**Task inputs:**
[Start]
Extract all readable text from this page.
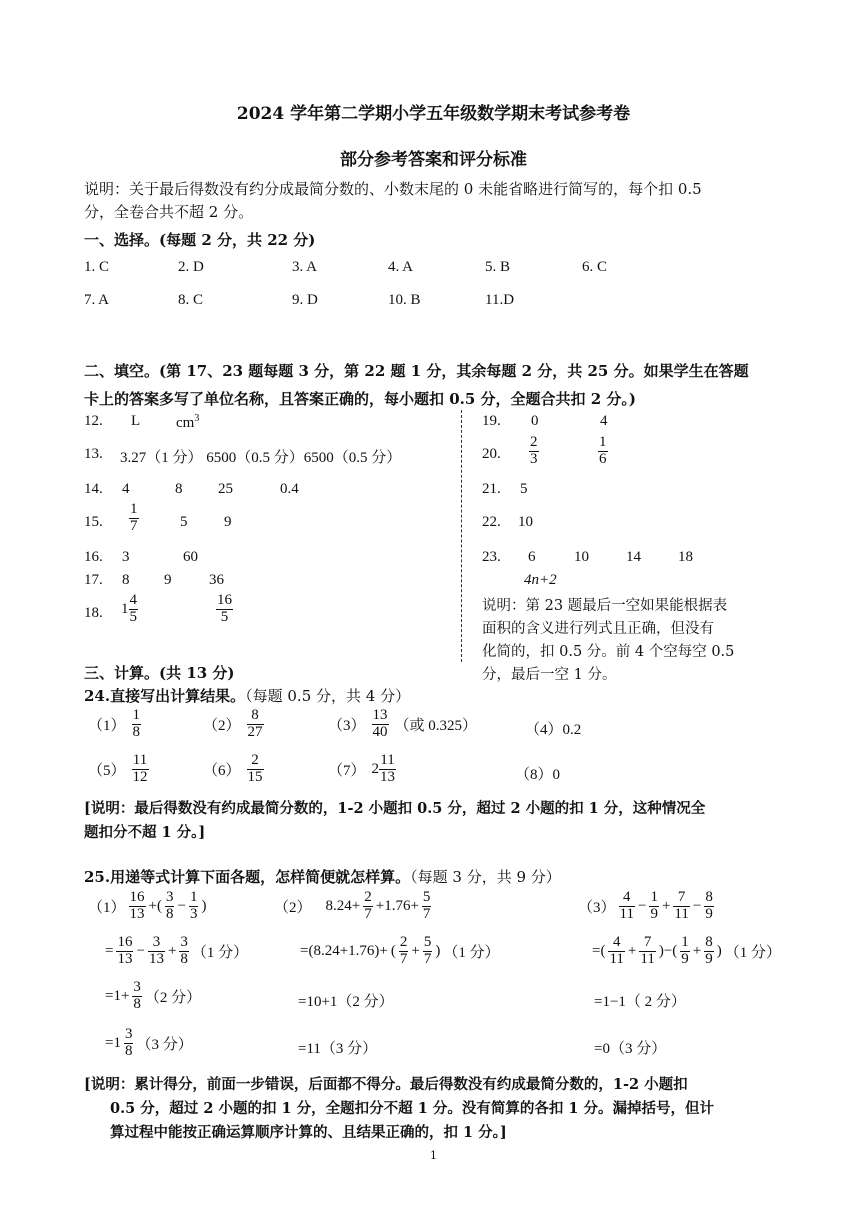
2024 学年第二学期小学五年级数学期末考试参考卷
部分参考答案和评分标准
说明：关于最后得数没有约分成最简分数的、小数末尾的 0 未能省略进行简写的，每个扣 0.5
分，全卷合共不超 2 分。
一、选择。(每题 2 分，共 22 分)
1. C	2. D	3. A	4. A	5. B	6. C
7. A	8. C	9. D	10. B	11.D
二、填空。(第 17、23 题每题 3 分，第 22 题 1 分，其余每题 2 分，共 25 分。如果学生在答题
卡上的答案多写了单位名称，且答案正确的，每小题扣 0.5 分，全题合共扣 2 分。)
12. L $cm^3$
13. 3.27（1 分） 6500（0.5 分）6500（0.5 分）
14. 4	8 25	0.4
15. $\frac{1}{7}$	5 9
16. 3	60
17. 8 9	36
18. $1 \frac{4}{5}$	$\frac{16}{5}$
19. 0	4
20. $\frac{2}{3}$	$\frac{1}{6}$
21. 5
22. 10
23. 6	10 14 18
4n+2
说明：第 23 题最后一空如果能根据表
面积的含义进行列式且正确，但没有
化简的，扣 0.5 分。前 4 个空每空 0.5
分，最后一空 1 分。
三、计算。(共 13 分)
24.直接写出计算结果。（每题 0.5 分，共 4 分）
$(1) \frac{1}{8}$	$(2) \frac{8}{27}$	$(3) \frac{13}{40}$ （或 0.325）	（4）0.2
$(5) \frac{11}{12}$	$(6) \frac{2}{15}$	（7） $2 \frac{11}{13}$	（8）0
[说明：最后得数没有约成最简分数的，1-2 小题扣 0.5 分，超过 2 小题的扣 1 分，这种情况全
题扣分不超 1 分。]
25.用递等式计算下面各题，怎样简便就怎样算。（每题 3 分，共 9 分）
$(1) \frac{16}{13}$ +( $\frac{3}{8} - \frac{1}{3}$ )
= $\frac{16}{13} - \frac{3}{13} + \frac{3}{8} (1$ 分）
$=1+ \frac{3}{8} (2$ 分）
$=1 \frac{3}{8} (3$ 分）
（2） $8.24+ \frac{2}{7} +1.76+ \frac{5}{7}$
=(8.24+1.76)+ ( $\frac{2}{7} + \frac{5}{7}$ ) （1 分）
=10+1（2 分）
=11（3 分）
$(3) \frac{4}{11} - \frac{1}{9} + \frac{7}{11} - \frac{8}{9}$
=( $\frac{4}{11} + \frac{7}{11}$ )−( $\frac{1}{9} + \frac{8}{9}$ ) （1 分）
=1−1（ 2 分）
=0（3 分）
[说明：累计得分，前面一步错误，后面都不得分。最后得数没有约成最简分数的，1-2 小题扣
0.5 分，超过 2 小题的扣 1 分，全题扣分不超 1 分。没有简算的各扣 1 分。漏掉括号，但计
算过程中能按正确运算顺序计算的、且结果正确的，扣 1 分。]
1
[End]
[Start]
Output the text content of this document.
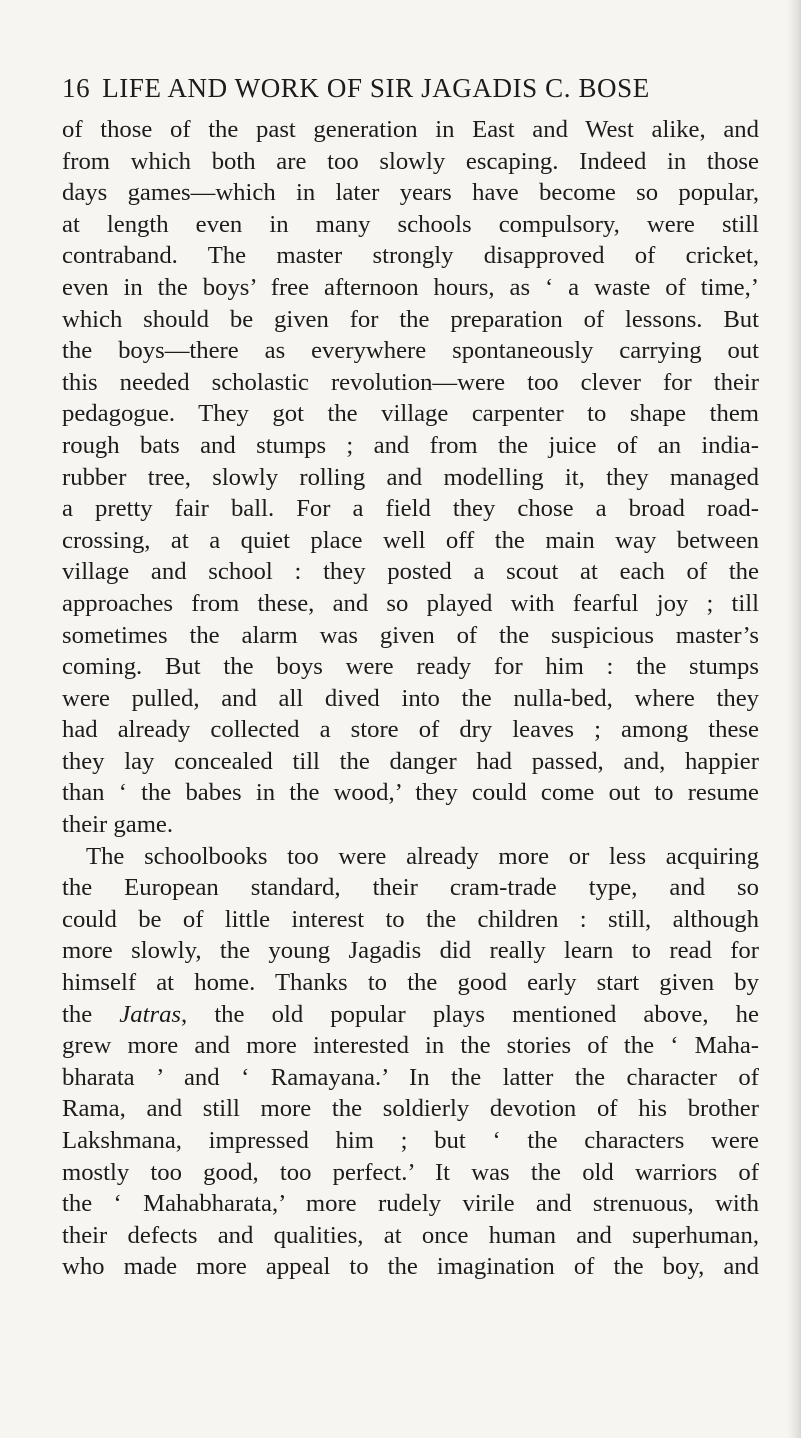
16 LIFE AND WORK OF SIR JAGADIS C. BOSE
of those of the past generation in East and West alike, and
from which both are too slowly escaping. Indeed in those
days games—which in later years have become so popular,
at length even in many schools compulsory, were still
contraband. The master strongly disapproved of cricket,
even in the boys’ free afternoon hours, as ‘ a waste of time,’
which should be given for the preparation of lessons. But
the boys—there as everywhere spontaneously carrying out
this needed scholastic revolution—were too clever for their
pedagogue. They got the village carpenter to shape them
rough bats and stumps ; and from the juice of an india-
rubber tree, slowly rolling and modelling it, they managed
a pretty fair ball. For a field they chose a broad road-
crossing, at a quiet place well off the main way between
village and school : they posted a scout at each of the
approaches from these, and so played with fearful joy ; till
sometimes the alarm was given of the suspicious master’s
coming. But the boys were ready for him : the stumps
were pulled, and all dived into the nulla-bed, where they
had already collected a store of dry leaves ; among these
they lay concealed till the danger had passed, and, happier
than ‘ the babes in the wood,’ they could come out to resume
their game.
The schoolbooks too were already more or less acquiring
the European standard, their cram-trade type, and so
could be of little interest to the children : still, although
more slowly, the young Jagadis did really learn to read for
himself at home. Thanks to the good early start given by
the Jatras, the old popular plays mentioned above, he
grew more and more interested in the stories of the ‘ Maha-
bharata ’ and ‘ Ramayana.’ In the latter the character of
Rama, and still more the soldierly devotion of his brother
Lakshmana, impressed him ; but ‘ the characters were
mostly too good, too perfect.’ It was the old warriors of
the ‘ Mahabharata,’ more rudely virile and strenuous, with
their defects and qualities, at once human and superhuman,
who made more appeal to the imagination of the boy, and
[End]
**Work instructions:** Of the lines above, how many hold the string "already"? Answer with only the number.

**Response below:** 2